Recorded data
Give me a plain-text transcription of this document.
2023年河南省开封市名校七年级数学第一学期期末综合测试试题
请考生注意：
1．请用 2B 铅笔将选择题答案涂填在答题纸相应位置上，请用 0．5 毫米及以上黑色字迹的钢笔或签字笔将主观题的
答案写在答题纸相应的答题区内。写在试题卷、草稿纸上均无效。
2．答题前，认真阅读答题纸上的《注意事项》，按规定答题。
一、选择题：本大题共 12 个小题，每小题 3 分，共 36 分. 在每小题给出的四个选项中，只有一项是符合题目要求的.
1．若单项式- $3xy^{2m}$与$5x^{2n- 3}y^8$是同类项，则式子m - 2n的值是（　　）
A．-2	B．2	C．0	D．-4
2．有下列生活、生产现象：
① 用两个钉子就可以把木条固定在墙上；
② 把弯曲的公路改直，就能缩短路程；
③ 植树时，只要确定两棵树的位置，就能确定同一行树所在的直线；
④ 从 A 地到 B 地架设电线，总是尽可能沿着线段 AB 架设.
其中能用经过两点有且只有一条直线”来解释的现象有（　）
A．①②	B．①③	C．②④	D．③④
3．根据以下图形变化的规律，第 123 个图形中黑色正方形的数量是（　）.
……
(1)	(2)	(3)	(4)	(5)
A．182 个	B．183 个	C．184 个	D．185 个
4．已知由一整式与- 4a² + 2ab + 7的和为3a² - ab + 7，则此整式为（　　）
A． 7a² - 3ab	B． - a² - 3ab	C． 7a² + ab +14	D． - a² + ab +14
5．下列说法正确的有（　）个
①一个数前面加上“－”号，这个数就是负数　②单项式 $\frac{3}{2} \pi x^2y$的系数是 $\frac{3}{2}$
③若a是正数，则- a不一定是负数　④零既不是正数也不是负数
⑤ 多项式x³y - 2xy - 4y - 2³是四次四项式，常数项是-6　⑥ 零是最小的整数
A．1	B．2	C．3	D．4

WRITTEN TASK: Exactly reproduce every line of the records.

EXPECTED ANSWER:
Give me a plain-text transcription of this document.
2023年河南省开封市名校七年级数学第一学期期末综合测试试题
请考生注意：
1．请用 2B 铅笔将选择题答案涂填在答题纸相应位置上，请用 0．5 毫米及以上黑色字迹的钢笔或签字笔将主观题的
答案写在答题纸相应的答题区内。写在试题卷、草稿纸上均无效。
2．答题前，认真阅读答题纸上的《注意事项》，按规定答题。
一、选择题：本大题共 12 个小题，每小题 3 分，共 36 分. 在每小题给出的四个选项中，只有一项是符合题目要求的.
1．若单项式- $3xy^{2m}$与$5x^{2n- 3}y^8$是同类项，则式子m - 2n的值是（　　）
A．-2	B．2	C．0	D．-4
2．有下列生活、生产现象：
① 用两个钉子就可以把木条固定在墙上；
② 把弯曲的公路改直，就能缩短路程；
③ 植树时，只要确定两棵树的位置，就能确定同一行树所在的直线；
④ 从 A 地到 B 地架设电线，总是尽可能沿着线段 AB 架设.
其中能用经过两点有且只有一条直线”来解释的现象有（　）
A．①②	B．①③	C．②④	D．③④
3．根据以下图形变化的规律，第 123 个图形中黑色正方形的数量是（　）.
……
(1)	(2)	(3)	(4)	(5)
A．182 个	B．183 个	C．184 个	D．185 个
4．已知由一整式与- 4a² + 2ab + 7的和为3a² - ab + 7，则此整式为（　　）
A． 7a² - 3ab	B． - a² - 3ab	C． 7a² + ab +14	D． - a² + ab +14
5．下列说法正确的有（　）个
①一个数前面加上“－”号，这个数就是负数　②单项式 $\frac{3}{2} \pi x^2y$的系数是 $\frac{3}{2}$
③若a是正数，则- a不一定是负数　④零既不是正数也不是负数
⑤ 多项式x³y - 2xy - 4y - 2³是四次四项式，常数项是-6　⑥ 零是最小的整数
A．1	B．2	C．3	D．4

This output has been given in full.